**Source text:**
============================================================

American chemical engineer

Krista Shereé Walton (born c. 1977) is an American chemical engineer. She is currently the Vice Chancellor for Research and Innovation and Distinguished University Professor of chemical and biomolecular engineering at NC State University.

==Background and education==
Walton grew up on her family's farm in Killen, Alabama, and graduated from Brooks High School in 1995. She completed her B.S.E. in chemical and materials engineering from the University of Alabama in Huntsville in 2000 and obtained her Ph.D. in chemical engineering from Vanderbilt University in 2005 under the direction of M. Douglas LeVan. Walton was awarded an Alternative Energy Fellowship by the American Chemical Society Petroleum Research Fund in 2005 and completed postdoctoral research with Randall Q. Snurr in Chemical & Biological Engineering at Northwestern University from 2005 to 2006.

============================================================

[Stored data entries]
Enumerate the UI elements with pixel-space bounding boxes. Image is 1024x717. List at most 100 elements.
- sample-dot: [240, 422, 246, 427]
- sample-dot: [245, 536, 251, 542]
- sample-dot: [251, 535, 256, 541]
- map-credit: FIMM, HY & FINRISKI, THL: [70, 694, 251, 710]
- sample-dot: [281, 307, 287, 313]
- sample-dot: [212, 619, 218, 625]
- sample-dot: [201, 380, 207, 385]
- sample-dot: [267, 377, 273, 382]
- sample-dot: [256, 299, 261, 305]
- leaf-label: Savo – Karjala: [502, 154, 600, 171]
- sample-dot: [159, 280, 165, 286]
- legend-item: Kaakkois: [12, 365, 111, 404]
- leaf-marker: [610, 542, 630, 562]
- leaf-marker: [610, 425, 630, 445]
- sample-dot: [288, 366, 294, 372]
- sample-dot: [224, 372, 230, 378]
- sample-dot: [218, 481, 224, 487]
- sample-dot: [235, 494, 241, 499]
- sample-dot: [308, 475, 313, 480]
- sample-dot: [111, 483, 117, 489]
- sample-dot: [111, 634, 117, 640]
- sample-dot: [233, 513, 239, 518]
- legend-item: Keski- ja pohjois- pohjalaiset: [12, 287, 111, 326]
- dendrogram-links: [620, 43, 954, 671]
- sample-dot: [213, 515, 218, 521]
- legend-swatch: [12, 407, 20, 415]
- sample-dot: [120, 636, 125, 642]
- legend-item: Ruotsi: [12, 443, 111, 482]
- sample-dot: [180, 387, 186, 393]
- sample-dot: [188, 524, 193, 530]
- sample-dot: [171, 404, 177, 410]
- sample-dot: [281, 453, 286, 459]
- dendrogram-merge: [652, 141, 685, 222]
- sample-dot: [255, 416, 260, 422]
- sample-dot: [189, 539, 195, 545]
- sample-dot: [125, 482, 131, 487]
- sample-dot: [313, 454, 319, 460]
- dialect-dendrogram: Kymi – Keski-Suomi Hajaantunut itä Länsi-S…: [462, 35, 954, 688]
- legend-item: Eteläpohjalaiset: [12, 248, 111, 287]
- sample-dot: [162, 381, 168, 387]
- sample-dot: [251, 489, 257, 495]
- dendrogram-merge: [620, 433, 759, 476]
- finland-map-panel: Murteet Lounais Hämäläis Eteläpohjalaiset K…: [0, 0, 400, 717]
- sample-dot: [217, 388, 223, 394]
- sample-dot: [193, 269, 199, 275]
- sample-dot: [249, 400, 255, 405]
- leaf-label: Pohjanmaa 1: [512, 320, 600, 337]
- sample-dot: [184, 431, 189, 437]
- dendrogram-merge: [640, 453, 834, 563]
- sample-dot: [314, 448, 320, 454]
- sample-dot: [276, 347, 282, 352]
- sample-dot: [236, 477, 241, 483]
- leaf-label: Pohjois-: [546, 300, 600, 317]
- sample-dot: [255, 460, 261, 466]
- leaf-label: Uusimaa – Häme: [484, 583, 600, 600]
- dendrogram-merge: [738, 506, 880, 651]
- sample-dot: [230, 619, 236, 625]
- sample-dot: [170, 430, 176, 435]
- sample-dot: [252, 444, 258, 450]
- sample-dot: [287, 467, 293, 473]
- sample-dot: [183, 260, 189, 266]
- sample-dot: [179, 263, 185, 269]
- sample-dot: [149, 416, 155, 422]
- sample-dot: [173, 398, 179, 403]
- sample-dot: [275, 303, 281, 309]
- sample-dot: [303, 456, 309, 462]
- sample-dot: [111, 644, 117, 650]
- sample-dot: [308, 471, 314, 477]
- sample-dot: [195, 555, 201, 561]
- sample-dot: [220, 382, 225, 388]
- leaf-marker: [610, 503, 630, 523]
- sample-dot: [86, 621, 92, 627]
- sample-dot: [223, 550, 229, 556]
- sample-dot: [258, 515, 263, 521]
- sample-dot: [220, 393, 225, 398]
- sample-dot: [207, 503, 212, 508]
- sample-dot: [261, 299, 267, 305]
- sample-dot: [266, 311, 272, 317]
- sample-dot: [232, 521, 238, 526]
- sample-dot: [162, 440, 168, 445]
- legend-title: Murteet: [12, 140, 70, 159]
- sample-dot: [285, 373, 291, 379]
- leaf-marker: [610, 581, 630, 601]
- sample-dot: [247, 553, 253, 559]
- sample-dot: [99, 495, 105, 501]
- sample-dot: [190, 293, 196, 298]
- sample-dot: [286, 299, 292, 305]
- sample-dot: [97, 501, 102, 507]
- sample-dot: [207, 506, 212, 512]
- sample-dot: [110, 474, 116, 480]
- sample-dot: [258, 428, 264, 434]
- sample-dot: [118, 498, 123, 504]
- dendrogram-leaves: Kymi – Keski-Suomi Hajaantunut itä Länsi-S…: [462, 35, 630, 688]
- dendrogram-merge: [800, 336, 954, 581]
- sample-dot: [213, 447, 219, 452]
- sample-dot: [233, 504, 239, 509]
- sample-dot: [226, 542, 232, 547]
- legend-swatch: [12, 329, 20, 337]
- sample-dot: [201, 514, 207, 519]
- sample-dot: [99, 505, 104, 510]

============================================================

**Exercise tasks:**
• A. From the biography of Krista Walton, transcribe the passage from "Krista Shereé Walton" to "NC State University.".
• B. Answer these questions using the biography of Krista Walton:
(i) At which university is she Vice Chancellor for Research and Innovation?
(ii) In what year did she graduate from Brooks High School?
(iii) Under whose direction did she obtain her Ph.D.?

**Answers given:**
• A.
Krista Shereé Walton (born c. 1977) is an American chemical engineer. She is currently the Vice Chancellor for Research and Innovation and Distinguished University Professor of chemical and biomolecular engineering at NC State University.

• B.
(i) NC State University
(ii) 1995
(iii) M. Douglas LeVan